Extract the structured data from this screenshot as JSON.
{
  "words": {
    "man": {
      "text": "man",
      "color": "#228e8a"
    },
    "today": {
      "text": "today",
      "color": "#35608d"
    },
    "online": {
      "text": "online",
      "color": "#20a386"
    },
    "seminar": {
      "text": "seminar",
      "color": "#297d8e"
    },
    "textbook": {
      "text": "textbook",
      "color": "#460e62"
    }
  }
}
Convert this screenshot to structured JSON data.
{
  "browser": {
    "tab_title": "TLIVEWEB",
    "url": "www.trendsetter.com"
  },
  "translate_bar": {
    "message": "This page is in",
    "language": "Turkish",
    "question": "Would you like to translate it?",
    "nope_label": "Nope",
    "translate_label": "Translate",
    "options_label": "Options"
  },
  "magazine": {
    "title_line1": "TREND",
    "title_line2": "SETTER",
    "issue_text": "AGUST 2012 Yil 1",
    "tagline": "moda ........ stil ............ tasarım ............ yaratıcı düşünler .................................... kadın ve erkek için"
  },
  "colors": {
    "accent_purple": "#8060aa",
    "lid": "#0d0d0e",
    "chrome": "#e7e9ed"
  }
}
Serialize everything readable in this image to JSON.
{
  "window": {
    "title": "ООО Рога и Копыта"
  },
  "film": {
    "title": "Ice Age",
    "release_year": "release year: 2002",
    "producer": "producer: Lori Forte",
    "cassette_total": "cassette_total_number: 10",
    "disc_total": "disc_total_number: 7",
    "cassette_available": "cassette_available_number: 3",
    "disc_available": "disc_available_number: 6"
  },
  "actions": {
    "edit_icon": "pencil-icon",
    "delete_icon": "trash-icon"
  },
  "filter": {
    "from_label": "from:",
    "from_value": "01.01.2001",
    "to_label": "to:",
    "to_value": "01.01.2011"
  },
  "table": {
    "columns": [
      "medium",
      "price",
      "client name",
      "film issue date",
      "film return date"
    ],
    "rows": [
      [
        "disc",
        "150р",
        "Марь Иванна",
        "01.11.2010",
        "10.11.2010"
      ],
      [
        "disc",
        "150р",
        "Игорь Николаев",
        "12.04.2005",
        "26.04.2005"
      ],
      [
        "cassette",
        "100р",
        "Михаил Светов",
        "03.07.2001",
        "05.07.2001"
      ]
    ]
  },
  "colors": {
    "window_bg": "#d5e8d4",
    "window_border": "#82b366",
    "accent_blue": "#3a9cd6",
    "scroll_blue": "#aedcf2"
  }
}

SET TASK: Reproduce the complete set of lines precisely as supplied.

TASK OUTPUT:
Extract the structured data from this screenshot as JSON.
{
  "words": {
    "man": {
      "text": "man",
      "color": "#228e8a"
    },
    "today": {
      "text": "today",
      "color": "#35608d"
    },
    "online": {
      "text": "online",
      "color": "#20a386"
    },
    "seminar": {
      "text": "seminar",
      "color": "#297d8e"
    },
    "textbook": {
      "text": "textbook",
      "color": "#460e62"
    }
  }
}
Convert this screenshot to structured JSON data.
{
  "browser": {
    "tab_title": "TLIVEWEB",
    "url": "www.trendsetter.com"
  },
  "translate_bar": {
    "message": "This page is in",
    "language": "Turkish",
    "question": "Would you like to translate it?",
    "nope_label": "Nope",
    "translate_label": "Translate",
    "options_label": "Options"
  },
  "magazine": {
    "title_line1": "TREND",
    "title_line2": "SETTER",
    "issue_text": "AGUST 2012 Yil 1",
    "tagline": "moda ........ stil ............ tasarım ............ yaratıcı düşünler .................................... kadın ve erkek için"
  },
  "colors": {
    "accent_purple": "#8060aa",
    "lid": "#0d0d0e",
    "chrome": "#e7e9ed"
  }
}
Serialize everything readable in this image to JSON.
{
  "window": {
    "title": "ООО Рога и Копыта"
  },
  "film": {
    "title": "Ice Age",
    "release_year": "release year: 2002",
    "producer": "producer: Lori Forte",
    "cassette_total": "cassette_total_number: 10",
    "disc_total": "disc_total_number: 7",
    "cassette_available": "cassette_available_number: 3",
    "disc_available": "disc_available_number: 6"
  },
  "actions": {
    "edit_icon": "pencil-icon",
    "delete_icon": "trash-icon"
  },
  "filter": {
    "from_label": "from:",
    "from_value": "01.01.2001",
    "to_label": "to:",
    "to_value": "01.01.2011"
  },
  "table": {
    "columns": [
      "medium",
      "price",
      "client name",
      "film issue date",
      "film return date"
    ],
    "rows": [
      [
        "disc",
        "150р",
        "Марь Иванна",
        "01.11.2010",
        "10.11.2010"
      ],
      [
        "disc",
        "150р",
        "Игорь Николаев",
        "12.04.2005",
        "26.04.2005"
      ],
      [
        "cassette",
        "100р",
        "Михаил Светов",
        "03.07.2001",
        "05.07.2001"
      ]
    ]
  },
  "colors": {
    "window_bg": "#d5e8d4",
    "window_border": "#82b366",
    "accent_blue": "#3a9cd6",
    "scroll_blue": "#aedcf2"
  }
}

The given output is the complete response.